> _Objective_
For the records below, say how many lines contain the string "body". Give the number only.

(Items from a data source)

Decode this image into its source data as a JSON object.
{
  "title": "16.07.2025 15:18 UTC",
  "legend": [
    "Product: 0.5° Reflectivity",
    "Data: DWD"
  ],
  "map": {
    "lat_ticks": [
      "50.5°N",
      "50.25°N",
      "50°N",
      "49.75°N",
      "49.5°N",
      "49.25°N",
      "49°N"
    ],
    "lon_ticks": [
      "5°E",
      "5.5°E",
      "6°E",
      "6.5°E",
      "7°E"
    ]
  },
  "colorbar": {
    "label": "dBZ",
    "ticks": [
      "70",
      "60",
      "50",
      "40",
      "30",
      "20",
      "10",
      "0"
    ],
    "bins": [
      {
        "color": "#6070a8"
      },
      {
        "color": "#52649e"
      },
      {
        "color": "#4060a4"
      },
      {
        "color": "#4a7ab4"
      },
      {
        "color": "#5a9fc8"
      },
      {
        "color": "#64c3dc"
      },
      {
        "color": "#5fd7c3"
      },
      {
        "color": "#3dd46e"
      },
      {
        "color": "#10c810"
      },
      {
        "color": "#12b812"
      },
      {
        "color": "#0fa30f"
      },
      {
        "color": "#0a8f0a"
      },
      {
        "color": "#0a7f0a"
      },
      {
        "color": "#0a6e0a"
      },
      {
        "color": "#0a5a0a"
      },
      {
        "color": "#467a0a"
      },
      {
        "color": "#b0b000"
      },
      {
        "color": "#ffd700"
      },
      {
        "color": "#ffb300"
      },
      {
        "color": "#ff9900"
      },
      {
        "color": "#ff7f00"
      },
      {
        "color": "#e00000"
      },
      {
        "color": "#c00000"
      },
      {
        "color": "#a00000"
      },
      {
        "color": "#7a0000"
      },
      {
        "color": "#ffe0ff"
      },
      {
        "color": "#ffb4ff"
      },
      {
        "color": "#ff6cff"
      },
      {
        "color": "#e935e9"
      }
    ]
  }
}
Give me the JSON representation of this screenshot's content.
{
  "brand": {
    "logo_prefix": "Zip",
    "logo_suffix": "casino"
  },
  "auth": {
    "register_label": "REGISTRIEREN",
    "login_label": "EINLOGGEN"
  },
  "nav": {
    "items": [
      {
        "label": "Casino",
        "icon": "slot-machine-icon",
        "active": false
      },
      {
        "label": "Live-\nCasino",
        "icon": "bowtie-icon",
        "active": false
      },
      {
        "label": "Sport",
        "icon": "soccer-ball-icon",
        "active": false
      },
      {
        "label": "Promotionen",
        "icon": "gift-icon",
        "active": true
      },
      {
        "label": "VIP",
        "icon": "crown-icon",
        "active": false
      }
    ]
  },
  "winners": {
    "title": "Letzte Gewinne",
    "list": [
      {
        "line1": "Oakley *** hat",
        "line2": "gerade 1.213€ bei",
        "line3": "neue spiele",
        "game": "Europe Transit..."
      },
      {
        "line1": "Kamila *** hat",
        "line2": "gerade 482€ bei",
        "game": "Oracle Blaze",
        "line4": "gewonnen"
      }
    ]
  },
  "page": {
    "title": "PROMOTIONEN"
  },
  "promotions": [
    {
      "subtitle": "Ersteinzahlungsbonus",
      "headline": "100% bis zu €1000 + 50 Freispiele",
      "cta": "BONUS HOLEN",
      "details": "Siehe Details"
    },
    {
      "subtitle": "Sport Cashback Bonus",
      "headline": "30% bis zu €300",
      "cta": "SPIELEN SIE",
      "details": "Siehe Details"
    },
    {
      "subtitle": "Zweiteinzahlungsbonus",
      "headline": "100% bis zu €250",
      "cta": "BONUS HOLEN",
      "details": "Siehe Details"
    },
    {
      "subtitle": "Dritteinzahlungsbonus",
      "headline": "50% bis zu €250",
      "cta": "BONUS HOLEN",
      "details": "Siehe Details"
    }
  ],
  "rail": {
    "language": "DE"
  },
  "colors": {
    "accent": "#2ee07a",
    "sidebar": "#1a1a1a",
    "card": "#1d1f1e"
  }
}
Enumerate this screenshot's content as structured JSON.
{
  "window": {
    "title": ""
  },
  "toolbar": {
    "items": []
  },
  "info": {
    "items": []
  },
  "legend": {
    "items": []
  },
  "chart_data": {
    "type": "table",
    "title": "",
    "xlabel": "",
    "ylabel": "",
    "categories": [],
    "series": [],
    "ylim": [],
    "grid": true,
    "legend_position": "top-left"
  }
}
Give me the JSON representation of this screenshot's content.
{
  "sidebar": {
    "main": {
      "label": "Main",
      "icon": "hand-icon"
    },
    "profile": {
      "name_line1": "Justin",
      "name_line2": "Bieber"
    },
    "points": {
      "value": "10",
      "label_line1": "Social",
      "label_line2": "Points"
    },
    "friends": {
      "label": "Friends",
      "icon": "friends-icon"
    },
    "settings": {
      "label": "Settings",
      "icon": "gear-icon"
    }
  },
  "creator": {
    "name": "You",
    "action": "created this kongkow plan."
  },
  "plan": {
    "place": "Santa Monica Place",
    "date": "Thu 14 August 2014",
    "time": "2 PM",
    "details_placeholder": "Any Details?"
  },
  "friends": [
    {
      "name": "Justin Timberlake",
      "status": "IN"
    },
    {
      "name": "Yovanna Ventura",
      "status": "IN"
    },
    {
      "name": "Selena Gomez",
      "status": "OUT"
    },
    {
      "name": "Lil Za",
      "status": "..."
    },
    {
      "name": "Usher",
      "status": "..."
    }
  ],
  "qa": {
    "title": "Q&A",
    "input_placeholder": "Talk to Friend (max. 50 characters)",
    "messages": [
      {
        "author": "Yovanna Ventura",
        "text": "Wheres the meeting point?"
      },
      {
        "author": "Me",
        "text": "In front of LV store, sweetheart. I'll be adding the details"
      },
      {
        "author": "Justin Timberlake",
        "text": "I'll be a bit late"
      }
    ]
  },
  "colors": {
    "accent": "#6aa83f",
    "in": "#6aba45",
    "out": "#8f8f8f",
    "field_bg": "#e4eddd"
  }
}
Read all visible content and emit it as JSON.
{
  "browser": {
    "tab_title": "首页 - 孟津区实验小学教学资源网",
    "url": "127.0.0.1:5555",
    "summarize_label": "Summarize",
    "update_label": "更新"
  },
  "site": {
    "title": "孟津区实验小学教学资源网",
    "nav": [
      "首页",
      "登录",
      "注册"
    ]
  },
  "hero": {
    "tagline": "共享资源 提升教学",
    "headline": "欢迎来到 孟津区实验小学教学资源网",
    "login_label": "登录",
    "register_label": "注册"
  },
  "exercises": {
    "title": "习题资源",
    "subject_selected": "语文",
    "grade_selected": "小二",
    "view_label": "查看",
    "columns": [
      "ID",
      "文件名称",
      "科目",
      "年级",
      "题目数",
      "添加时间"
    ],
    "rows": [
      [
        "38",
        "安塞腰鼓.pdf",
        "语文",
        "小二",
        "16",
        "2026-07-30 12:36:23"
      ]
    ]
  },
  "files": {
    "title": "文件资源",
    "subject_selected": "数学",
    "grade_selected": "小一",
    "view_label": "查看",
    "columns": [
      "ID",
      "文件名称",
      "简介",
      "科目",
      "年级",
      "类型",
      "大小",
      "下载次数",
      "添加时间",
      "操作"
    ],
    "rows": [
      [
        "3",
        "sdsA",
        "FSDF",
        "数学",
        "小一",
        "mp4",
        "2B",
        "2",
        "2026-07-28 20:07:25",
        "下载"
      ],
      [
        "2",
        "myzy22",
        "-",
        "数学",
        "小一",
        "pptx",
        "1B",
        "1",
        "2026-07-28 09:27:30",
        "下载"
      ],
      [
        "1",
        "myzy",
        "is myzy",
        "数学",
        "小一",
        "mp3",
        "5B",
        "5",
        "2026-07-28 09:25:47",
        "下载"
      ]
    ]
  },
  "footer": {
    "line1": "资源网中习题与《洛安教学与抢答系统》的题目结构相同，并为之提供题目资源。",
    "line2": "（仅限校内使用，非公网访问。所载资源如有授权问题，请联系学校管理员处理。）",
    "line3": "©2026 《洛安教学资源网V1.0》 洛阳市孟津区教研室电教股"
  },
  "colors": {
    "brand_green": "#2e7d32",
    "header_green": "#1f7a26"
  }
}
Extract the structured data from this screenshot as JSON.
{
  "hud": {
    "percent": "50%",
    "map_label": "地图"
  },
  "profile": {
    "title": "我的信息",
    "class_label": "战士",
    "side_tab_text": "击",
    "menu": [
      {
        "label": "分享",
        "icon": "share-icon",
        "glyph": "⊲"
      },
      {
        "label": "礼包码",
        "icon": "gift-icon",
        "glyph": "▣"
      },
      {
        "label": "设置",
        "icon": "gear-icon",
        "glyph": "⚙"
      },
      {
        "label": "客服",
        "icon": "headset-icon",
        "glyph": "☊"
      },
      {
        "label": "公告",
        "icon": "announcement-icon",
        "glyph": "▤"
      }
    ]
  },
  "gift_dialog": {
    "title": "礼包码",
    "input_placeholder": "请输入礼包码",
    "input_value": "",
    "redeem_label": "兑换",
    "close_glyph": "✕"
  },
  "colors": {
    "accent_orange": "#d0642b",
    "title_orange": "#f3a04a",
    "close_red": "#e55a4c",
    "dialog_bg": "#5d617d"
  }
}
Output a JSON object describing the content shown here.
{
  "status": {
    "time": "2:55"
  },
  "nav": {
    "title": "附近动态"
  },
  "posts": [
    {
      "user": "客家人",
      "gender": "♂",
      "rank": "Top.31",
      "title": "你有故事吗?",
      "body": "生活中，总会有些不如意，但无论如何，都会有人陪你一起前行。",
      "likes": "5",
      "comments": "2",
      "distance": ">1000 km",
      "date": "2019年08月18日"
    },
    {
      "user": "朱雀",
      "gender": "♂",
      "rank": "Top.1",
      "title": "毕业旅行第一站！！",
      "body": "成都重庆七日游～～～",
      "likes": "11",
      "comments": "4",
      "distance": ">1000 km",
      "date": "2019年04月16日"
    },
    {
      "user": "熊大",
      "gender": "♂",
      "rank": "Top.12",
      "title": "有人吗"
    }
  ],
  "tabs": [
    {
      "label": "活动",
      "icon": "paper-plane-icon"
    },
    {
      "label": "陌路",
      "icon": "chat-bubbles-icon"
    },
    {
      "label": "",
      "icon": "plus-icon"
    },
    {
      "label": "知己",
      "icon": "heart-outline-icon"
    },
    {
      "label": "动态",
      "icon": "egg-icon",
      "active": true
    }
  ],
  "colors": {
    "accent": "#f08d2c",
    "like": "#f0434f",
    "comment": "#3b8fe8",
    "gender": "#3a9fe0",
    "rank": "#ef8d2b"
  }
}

> _Written response_
2